(INFORMATION SHOWN)
__________

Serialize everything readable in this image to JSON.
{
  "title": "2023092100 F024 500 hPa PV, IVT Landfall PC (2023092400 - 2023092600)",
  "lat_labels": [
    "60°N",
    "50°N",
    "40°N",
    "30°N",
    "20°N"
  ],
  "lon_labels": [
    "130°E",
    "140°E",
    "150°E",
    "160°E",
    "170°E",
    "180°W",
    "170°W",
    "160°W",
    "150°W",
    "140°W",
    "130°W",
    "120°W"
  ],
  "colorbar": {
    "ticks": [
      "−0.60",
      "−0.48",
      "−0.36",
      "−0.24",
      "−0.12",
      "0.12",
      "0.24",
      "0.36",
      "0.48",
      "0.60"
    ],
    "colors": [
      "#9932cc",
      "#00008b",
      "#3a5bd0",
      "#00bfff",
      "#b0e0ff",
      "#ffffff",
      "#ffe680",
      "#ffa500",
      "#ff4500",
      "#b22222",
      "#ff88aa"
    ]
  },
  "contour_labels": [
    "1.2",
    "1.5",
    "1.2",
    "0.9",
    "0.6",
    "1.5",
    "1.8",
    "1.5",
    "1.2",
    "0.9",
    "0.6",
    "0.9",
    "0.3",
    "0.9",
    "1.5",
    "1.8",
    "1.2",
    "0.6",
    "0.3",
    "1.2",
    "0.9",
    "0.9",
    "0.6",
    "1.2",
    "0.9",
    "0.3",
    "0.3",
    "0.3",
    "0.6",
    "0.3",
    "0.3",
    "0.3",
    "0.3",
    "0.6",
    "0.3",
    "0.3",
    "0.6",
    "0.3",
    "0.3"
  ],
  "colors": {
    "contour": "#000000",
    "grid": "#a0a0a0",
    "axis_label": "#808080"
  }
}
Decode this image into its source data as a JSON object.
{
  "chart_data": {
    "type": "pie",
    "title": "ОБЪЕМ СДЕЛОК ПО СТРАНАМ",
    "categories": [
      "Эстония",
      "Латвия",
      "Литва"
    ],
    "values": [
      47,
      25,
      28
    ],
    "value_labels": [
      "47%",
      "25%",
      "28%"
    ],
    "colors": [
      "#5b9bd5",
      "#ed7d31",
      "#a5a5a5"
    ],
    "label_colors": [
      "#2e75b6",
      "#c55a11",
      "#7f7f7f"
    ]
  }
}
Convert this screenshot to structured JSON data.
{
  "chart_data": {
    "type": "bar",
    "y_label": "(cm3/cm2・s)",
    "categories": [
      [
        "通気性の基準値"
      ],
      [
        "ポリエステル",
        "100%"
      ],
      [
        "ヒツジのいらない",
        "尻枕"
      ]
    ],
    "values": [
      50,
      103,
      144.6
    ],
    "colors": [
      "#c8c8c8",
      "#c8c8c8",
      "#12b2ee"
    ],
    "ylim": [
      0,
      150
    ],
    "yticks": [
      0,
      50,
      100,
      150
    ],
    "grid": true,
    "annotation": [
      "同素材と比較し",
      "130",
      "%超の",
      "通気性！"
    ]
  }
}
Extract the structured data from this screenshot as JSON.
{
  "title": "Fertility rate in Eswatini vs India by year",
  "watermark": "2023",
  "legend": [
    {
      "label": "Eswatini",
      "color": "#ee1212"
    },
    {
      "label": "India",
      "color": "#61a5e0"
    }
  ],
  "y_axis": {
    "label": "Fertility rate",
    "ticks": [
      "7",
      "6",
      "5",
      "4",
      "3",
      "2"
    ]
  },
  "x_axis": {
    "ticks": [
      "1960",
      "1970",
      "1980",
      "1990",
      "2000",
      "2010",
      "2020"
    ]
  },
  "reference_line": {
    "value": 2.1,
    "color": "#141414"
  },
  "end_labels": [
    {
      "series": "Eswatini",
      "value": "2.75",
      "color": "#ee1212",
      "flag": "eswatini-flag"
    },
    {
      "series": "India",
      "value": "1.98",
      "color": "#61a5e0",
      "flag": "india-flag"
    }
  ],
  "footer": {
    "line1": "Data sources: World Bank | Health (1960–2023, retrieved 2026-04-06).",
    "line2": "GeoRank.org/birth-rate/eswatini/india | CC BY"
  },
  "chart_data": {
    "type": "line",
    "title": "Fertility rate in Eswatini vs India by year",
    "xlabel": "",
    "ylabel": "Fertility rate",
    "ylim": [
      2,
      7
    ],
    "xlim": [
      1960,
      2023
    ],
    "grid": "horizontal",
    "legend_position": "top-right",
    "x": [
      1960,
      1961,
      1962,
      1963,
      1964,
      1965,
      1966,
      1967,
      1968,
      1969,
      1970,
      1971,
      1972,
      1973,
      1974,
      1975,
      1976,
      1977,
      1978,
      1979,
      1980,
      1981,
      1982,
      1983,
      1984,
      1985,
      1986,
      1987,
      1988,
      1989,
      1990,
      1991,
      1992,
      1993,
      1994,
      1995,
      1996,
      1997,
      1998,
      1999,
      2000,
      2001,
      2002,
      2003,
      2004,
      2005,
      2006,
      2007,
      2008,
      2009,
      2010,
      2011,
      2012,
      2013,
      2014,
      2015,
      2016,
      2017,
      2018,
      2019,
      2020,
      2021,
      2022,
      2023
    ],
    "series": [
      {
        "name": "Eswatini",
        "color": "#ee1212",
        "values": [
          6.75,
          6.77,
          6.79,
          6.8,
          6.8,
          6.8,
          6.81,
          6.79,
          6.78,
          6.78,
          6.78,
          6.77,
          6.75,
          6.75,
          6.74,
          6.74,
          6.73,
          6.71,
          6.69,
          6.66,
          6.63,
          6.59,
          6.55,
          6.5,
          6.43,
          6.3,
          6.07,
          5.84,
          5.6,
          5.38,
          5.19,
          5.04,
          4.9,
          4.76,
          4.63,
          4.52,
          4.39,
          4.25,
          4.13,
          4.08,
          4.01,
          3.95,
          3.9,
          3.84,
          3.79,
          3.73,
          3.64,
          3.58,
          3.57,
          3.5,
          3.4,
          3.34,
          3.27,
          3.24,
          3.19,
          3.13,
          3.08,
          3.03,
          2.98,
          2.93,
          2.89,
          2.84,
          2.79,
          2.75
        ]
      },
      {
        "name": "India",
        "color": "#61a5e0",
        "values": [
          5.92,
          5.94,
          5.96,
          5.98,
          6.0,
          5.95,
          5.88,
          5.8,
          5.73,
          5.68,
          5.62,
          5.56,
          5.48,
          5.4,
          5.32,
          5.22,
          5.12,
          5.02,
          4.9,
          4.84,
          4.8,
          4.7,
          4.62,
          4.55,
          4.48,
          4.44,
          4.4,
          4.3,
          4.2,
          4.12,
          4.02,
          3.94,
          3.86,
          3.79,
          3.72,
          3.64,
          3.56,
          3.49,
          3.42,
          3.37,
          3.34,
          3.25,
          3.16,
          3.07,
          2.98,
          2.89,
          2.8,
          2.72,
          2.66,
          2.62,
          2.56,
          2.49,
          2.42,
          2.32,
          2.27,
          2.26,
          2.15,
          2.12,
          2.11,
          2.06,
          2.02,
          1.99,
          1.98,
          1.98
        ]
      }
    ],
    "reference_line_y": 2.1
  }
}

__________

(EXERCISE GOAL) Identify all lines in the records above with the word "series".

(ANSWER)
      "series": "Eswatini",
      "series": "India",
    "series": [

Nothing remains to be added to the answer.